The problem
Return all lines where the word "name" can be found.

[Rows from a figure dataset]

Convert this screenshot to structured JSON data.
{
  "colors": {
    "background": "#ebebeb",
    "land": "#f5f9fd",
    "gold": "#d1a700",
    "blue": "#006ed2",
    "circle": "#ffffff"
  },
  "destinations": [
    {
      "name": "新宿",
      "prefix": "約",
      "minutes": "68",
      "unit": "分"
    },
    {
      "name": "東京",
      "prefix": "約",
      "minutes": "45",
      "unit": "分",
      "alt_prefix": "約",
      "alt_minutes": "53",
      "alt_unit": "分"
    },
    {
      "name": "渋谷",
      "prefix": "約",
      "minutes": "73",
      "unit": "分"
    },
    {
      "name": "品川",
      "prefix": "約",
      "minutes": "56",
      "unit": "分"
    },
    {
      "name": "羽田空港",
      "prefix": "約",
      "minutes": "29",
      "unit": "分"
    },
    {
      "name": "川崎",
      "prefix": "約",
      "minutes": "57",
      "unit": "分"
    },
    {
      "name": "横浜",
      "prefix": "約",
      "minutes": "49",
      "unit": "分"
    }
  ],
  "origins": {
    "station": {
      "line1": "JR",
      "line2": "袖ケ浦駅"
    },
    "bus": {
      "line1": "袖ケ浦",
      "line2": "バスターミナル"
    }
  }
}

Result of the task
      "name": "新宿",
      "name": "東京",
      "name": "渋谷",
      "name": "品川",
      "name": "羽田空港",
      "name": "川崎",
      "name": "横浜",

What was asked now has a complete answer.